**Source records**
↓↓↓

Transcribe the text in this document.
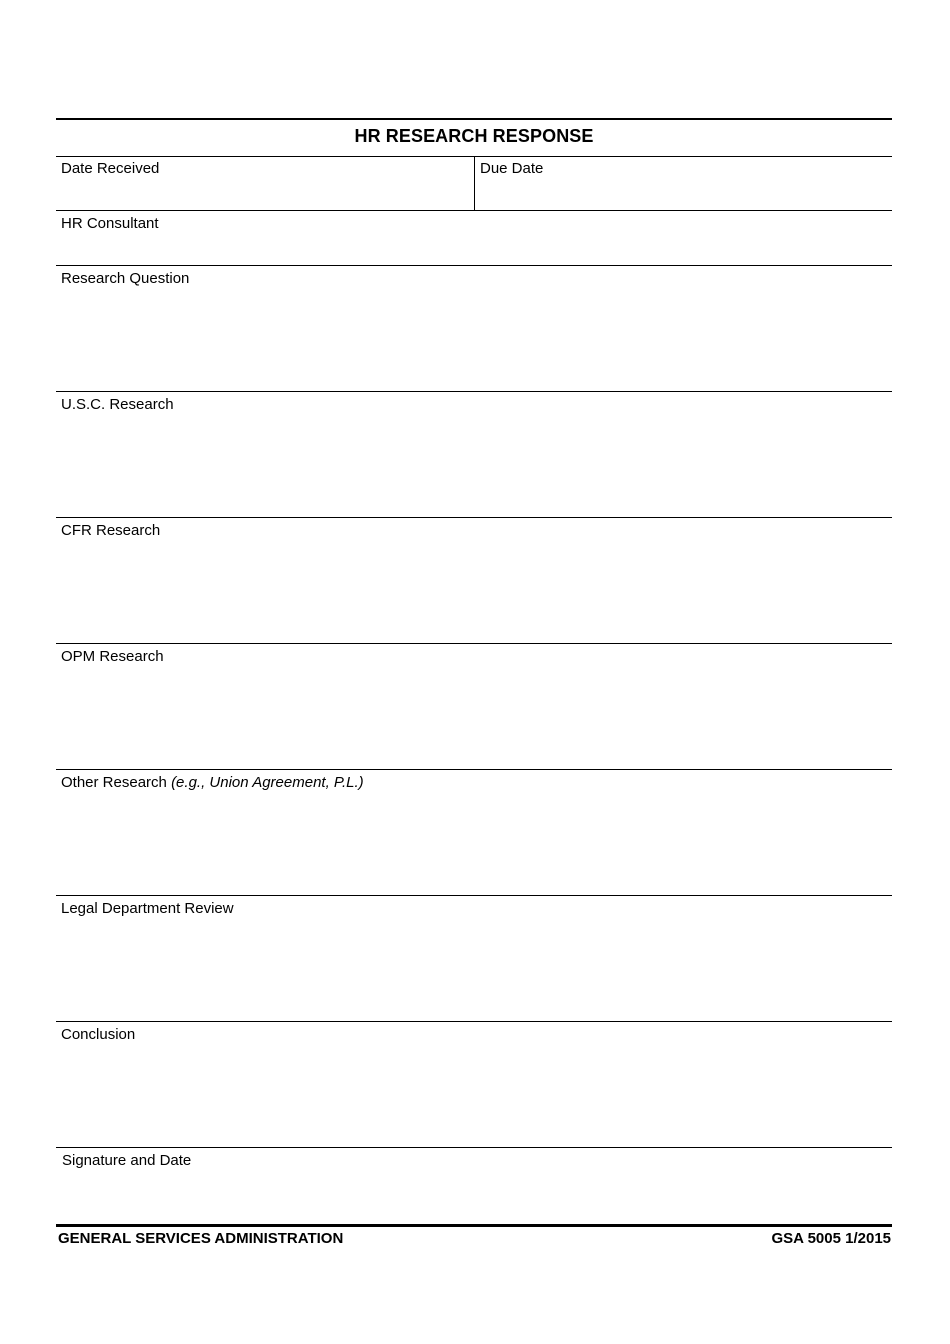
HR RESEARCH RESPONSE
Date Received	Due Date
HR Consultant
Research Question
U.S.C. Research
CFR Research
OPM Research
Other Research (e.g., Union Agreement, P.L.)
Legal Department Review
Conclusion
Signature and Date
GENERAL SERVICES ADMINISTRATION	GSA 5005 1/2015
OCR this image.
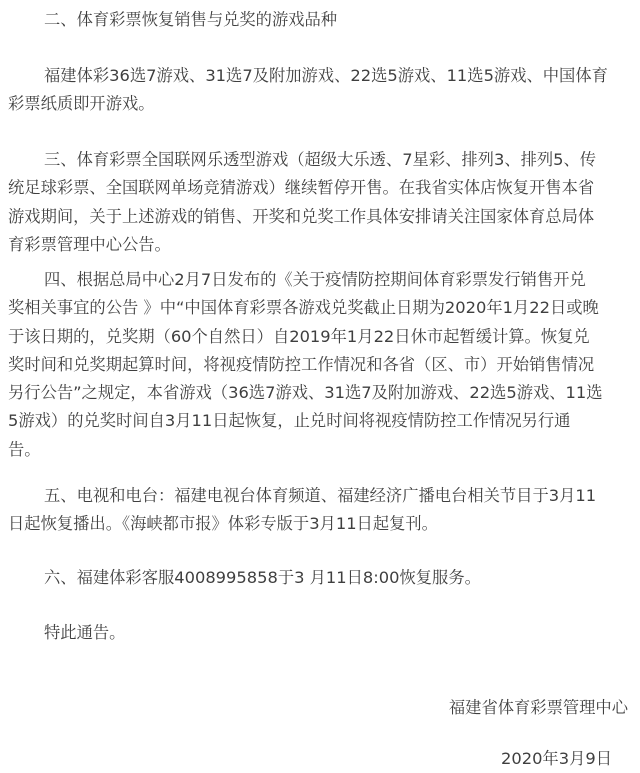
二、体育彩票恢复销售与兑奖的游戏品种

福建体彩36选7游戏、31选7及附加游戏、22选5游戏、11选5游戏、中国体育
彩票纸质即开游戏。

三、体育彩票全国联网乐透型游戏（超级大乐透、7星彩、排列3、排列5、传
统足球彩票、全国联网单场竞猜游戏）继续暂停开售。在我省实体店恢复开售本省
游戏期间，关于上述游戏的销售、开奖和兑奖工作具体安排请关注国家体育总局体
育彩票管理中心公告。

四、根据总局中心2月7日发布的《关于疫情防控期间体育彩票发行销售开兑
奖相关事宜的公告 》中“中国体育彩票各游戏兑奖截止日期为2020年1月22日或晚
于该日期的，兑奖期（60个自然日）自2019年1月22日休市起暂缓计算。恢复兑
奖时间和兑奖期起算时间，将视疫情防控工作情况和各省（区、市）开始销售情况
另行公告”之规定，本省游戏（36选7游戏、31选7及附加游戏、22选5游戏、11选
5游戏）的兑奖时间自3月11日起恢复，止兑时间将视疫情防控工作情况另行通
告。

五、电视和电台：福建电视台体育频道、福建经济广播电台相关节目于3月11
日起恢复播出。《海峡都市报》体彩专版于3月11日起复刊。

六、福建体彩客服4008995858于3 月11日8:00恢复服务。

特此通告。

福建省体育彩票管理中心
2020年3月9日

↑↑↑

**Your instructions**
Reproduce the records verbatim, omitting all images they contain.

**Solution**
Transcribe the text in this document.
HR RESEARCH RESPONSE
Date Received	Due Date
HR Consultant
Research Question
U.S.C. Research
CFR Research
OPM Research
Other Research (e.g., Union Agreement, P.L.)
Legal Department Review
Conclusion
Signature and Date
GENERAL SERVICES ADMINISTRATION	GSA 5005 1/2015
OCR this image.
二、体育彩票恢复销售与兑奖的游戏品种

福建体彩36选7游戏、31选7及附加游戏、22选5游戏、11选5游戏、中国体育
彩票纸质即开游戏。

三、体育彩票全国联网乐透型游戏（超级大乐透、7星彩、排列3、排列5、传
统足球彩票、全国联网单场竞猜游戏）继续暂停开售。在我省实体店恢复开售本省
游戏期间，关于上述游戏的销售、开奖和兑奖工作具体安排请关注国家体育总局体
育彩票管理中心公告。

四、根据总局中心2月7日发布的《关于疫情防控期间体育彩票发行销售开兑
奖相关事宜的公告 》中“中国体育彩票各游戏兑奖截止日期为2020年1月22日或晚
于该日期的，兑奖期（60个自然日）自2019年1月22日休市起暂缓计算。恢复兑
奖时间和兑奖期起算时间，将视疫情防控工作情况和各省（区、市）开始销售情况
另行公告”之规定，本省游戏（36选7游戏、31选7及附加游戏、22选5游戏、11选
5游戏）的兑奖时间自3月11日起恢复，止兑时间将视疫情防控工作情况另行通
告。

五、电视和电台：福建电视台体育频道、福建经济广播电台相关节目于3月11
日起恢复播出。《海峡都市报》体彩专版于3月11日起复刊。

六、福建体彩客服4008995858于3 月11日8:00恢复服务。

特此通告。

福建省体育彩票管理中心
2020年3月9日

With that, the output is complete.